=== Work to be completed ===
Each entry in the listing below should be restated word for word.

=== Data entries ===
====

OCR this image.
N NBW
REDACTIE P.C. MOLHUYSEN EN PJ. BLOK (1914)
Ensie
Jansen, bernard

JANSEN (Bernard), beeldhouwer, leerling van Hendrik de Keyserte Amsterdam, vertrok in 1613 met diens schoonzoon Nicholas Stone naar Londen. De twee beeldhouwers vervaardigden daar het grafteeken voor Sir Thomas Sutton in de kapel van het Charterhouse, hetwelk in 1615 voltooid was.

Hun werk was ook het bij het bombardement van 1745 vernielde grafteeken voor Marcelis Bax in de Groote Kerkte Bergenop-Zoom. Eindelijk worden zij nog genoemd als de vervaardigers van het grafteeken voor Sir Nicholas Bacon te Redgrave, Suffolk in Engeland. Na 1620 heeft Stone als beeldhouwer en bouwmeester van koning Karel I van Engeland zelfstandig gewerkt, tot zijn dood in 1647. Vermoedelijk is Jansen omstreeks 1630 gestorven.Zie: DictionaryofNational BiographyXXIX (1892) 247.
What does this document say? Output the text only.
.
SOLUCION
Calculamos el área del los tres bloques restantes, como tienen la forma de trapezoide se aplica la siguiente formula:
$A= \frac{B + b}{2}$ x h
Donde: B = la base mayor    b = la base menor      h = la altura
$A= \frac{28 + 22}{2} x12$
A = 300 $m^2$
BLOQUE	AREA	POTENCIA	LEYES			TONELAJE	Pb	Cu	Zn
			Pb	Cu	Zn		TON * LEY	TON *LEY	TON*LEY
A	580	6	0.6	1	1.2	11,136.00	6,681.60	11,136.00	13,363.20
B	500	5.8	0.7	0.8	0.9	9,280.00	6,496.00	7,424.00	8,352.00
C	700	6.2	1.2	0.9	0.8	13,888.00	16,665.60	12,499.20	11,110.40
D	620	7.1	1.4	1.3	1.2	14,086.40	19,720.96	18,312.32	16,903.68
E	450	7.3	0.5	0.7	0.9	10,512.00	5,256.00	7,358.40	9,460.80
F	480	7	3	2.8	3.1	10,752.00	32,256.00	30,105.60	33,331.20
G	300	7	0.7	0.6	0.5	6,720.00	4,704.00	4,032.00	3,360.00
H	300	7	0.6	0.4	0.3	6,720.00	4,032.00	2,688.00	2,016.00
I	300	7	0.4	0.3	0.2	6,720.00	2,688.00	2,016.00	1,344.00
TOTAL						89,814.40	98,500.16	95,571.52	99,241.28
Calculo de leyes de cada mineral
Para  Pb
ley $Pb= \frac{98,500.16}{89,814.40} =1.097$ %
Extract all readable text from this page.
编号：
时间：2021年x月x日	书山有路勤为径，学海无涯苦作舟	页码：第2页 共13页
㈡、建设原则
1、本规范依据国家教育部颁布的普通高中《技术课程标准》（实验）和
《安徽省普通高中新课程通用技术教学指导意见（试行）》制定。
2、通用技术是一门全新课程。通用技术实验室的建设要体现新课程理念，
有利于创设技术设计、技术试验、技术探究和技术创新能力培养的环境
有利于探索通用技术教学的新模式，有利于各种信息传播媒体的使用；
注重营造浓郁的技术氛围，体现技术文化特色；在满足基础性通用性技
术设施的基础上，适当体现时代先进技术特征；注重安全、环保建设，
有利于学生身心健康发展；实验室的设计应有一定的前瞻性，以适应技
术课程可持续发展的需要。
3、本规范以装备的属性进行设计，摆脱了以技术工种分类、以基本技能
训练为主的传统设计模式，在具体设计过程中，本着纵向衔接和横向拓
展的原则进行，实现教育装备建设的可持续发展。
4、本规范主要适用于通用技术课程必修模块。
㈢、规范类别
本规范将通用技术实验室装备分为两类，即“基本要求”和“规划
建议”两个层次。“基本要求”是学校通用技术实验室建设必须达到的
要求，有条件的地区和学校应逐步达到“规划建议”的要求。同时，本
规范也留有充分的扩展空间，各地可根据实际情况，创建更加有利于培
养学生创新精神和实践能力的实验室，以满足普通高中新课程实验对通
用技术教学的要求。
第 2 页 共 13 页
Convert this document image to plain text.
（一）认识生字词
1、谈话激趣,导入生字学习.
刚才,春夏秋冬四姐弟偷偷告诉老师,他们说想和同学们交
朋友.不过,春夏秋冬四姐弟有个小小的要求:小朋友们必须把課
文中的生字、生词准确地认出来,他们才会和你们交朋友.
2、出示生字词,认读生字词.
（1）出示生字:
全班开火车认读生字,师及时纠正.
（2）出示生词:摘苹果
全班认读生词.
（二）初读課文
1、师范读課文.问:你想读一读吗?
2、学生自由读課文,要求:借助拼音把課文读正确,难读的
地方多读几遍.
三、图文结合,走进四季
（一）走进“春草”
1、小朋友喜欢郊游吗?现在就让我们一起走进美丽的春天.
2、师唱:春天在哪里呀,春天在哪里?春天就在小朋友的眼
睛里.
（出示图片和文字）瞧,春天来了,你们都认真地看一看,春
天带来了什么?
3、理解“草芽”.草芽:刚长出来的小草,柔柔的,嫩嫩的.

====

=== Response below ===
OCR this image.
N NBW
REDACTIE P.C. MOLHUYSEN EN PJ. BLOK (1914)
Ensie
Jansen, bernard

JANSEN (Bernard), beeldhouwer, leerling van Hendrik de Keyserte Amsterdam, vertrok in 1613 met diens schoonzoon Nicholas Stone naar Londen. De twee beeldhouwers vervaardigden daar het grafteeken voor Sir Thomas Sutton in de kapel van het Charterhouse, hetwelk in 1615 voltooid was.

Hun werk was ook het bij het bombardement van 1745 vernielde grafteeken voor Marcelis Bax in de Groote Kerkte Bergenop-Zoom. Eindelijk worden zij nog genoemd als de vervaardigers van het grafteeken voor Sir Nicholas Bacon te Redgrave, Suffolk in Engeland. Na 1620 heeft Stone als beeldhouwer en bouwmeester van koning Karel I van Engeland zelfstandig gewerkt, tot zijn dood in 1647. Vermoedelijk is Jansen omstreeks 1630 gestorven.Zie: DictionaryofNational BiographyXXIX (1892) 247.
What does this document say? Output the text only.
.
SOLUCION
Calculamos el área del los tres bloques restantes, como tienen la forma de trapezoide se aplica la siguiente formula:
$A= \frac{B + b}{2}$ x h
Donde: B = la base mayor    b = la base menor      h = la altura
$A= \frac{28 + 22}{2} x12$
A = 300 $m^2$
BLOQUE	AREA	POTENCIA	LEYES			TONELAJE	Pb	Cu	Zn
			Pb	Cu	Zn		TON * LEY	TON *LEY	TON*LEY
A	580	6	0.6	1	1.2	11,136.00	6,681.60	11,136.00	13,363.20
B	500	5.8	0.7	0.8	0.9	9,280.00	6,496.00	7,424.00	8,352.00
C	700	6.2	1.2	0.9	0.8	13,888.00	16,665.60	12,499.20	11,110.40
D	620	7.1	1.4	1.3	1.2	14,086.40	19,720.96	18,312.32	16,903.68
E	450	7.3	0.5	0.7	0.9	10,512.00	5,256.00	7,358.40	9,460.80
F	480	7	3	2.8	3.1	10,752.00	32,256.00	30,105.60	33,331.20
G	300	7	0.7	0.6	0.5	6,720.00	4,704.00	4,032.00	3,360.00
H	300	7	0.6	0.4	0.3	6,720.00	4,032.00	2,688.00	2,016.00
I	300	7	0.4	0.3	0.2	6,720.00	2,688.00	2,016.00	1,344.00
TOTAL						89,814.40	98,500.16	95,571.52	99,241.28
Calculo de leyes de cada mineral
Para  Pb
ley $Pb= \frac{98,500.16}{89,814.40} =1.097$ %
Extract all readable text from this page.
编号：
时间：2021年x月x日	书山有路勤为径，学海无涯苦作舟	页码：第2页 共13页
㈡、建设原则
1、本规范依据国家教育部颁布的普通高中《技术课程标准》（实验）和
《安徽省普通高中新课程通用技术教学指导意见（试行）》制定。
2、通用技术是一门全新课程。通用技术实验室的建设要体现新课程理念，
有利于创设技术设计、技术试验、技术探究和技术创新能力培养的环境
有利于探索通用技术教学的新模式，有利于各种信息传播媒体的使用；
注重营造浓郁的技术氛围，体现技术文化特色；在满足基础性通用性技
术设施的基础上，适当体现时代先进技术特征；注重安全、环保建设，
有利于学生身心健康发展；实验室的设计应有一定的前瞻性，以适应技
术课程可持续发展的需要。
3、本规范以装备的属性进行设计，摆脱了以技术工种分类、以基本技能
训练为主的传统设计模式，在具体设计过程中，本着纵向衔接和横向拓
展的原则进行，实现教育装备建设的可持续发展。
4、本规范主要适用于通用技术课程必修模块。
㈢、规范类别
本规范将通用技术实验室装备分为两类，即“基本要求”和“规划
建议”两个层次。“基本要求”是学校通用技术实验室建设必须达到的
要求，有条件的地区和学校应逐步达到“规划建议”的要求。同时，本
规范也留有充分的扩展空间，各地可根据实际情况，创建更加有利于培
养学生创新精神和实践能力的实验室，以满足普通高中新课程实验对通
用技术教学的要求。
第 2 页 共 13 页
Convert this document image to plain text.
（一）认识生字词
1、谈话激趣,导入生字学习.
刚才,春夏秋冬四姐弟偷偷告诉老师,他们说想和同学们交
朋友.不过,春夏秋冬四姐弟有个小小的要求:小朋友们必须把課
文中的生字、生词准确地认出来,他们才会和你们交朋友.
2、出示生字词,认读生字词.
（1）出示生字:
全班开火车认读生字,师及时纠正.
（2）出示生词:摘苹果
全班认读生词.
（二）初读課文
1、师范读課文.问:你想读一读吗?
2、学生自由读課文,要求:借助拼音把課文读正确,难读的
地方多读几遍.
三、图文结合,走进四季
（一）走进“春草”
1、小朋友喜欢郊游吗?现在就让我们一起走进美丽的春天.
2、师唱:春天在哪里呀,春天在哪里?春天就在小朋友的眼
睛里.
（出示图片和文字）瞧,春天来了,你们都认真地看一看,春
天带来了什么?
3、理解“草芽”.草芽:刚长出来的小草,柔柔的,嫩嫩的.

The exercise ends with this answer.